**GOAL OF THE EXERCISE**
Each line below is to be written out in full, exactly as shown.

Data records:
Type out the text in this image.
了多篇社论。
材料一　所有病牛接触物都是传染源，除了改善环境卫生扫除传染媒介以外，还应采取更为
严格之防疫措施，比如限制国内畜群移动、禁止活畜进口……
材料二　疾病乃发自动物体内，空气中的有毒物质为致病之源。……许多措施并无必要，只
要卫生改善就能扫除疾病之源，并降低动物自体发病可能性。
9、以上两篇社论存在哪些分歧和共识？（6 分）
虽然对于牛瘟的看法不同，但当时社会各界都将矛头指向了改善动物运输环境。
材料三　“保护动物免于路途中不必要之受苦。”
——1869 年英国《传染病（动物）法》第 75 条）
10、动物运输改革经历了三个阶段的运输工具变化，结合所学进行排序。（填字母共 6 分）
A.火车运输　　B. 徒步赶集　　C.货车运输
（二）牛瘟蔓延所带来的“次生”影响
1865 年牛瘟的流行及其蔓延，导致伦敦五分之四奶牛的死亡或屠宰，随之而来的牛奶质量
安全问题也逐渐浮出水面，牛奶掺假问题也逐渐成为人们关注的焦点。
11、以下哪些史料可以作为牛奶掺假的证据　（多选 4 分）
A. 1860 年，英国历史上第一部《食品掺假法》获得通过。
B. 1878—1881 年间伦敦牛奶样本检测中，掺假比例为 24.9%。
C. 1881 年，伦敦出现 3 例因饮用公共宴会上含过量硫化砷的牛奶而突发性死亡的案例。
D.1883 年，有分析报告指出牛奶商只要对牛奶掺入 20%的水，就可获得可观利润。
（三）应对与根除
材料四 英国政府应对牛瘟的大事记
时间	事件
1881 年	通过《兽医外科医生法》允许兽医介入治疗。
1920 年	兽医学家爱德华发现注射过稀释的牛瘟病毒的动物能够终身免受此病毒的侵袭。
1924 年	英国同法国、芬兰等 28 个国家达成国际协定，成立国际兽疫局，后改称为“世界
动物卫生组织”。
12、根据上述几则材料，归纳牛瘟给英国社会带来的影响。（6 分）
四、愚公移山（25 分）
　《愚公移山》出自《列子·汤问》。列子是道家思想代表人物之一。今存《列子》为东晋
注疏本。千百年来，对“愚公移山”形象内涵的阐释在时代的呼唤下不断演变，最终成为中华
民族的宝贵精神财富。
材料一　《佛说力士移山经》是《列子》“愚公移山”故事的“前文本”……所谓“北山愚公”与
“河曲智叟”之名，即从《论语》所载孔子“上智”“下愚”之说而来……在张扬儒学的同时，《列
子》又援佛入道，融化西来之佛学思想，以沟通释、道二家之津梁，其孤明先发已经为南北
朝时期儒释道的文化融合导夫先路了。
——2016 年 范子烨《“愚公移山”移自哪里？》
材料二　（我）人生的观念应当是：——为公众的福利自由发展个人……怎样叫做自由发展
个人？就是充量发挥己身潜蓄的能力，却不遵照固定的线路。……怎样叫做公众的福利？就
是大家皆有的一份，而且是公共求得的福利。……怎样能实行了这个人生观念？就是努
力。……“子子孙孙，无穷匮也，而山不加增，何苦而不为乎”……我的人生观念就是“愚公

**THE RESPONSE**
Type out the text in this image.
了多篇社论。
材料一　所有病牛接触物都是传染源，除了改善环境卫生扫除传染媒介以外，还应采取更为
严格之防疫措施，比如限制国内畜群移动、禁止活畜进口……
材料二　疾病乃发自动物体内，空气中的有毒物质为致病之源。……许多措施并无必要，只
要卫生改善就能扫除疾病之源，并降低动物自体发病可能性。
9、以上两篇社论存在哪些分歧和共识？（6 分）
虽然对于牛瘟的看法不同，但当时社会各界都将矛头指向了改善动物运输环境。
材料三　“保护动物免于路途中不必要之受苦。”
——1869 年英国《传染病（动物）法》第 75 条）
10、动物运输改革经历了三个阶段的运输工具变化，结合所学进行排序。（填字母共 6 分）
A.火车运输　　B. 徒步赶集　　C.货车运输
（二）牛瘟蔓延所带来的“次生”影响
1865 年牛瘟的流行及其蔓延，导致伦敦五分之四奶牛的死亡或屠宰，随之而来的牛奶质量
安全问题也逐渐浮出水面，牛奶掺假问题也逐渐成为人们关注的焦点。
11、以下哪些史料可以作为牛奶掺假的证据　（多选 4 分）
A. 1860 年，英国历史上第一部《食品掺假法》获得通过。
B. 1878—1881 年间伦敦牛奶样本检测中，掺假比例为 24.9%。
C. 1881 年，伦敦出现 3 例因饮用公共宴会上含过量硫化砷的牛奶而突发性死亡的案例。
D.1883 年，有分析报告指出牛奶商只要对牛奶掺入 20%的水，就可获得可观利润。
（三）应对与根除
材料四 英国政府应对牛瘟的大事记
时间	事件
1881 年	通过《兽医外科医生法》允许兽医介入治疗。
1920 年	兽医学家爱德华发现注射过稀释的牛瘟病毒的动物能够终身免受此病毒的侵袭。
1924 年	英国同法国、芬兰等 28 个国家达成国际协定，成立国际兽疫局，后改称为“世界
动物卫生组织”。
12、根据上述几则材料，归纳牛瘟给英国社会带来的影响。（6 分）
四、愚公移山（25 分）
　《愚公移山》出自《列子·汤问》。列子是道家思想代表人物之一。今存《列子》为东晋
注疏本。千百年来，对“愚公移山”形象内涵的阐释在时代的呼唤下不断演变，最终成为中华
民族的宝贵精神财富。
材料一　《佛说力士移山经》是《列子》“愚公移山”故事的“前文本”……所谓“北山愚公”与
“河曲智叟”之名，即从《论语》所载孔子“上智”“下愚”之说而来……在张扬儒学的同时，《列
子》又援佛入道，融化西来之佛学思想，以沟通释、道二家之津梁，其孤明先发已经为南北
朝时期儒释道的文化融合导夫先路了。
——2016 年 范子烨《“愚公移山”移自哪里？》
材料二　（我）人生的观念应当是：——为公众的福利自由发展个人……怎样叫做自由发展
个人？就是充量发挥己身潜蓄的能力，却不遵照固定的线路。……怎样叫做公众的福利？就
是大家皆有的一份，而且是公共求得的福利。……怎样能实行了这个人生观念？就是努
力。……“子子孙孙，无穷匮也，而山不加增，何苦而不为乎”……我的人生观念就是“愚公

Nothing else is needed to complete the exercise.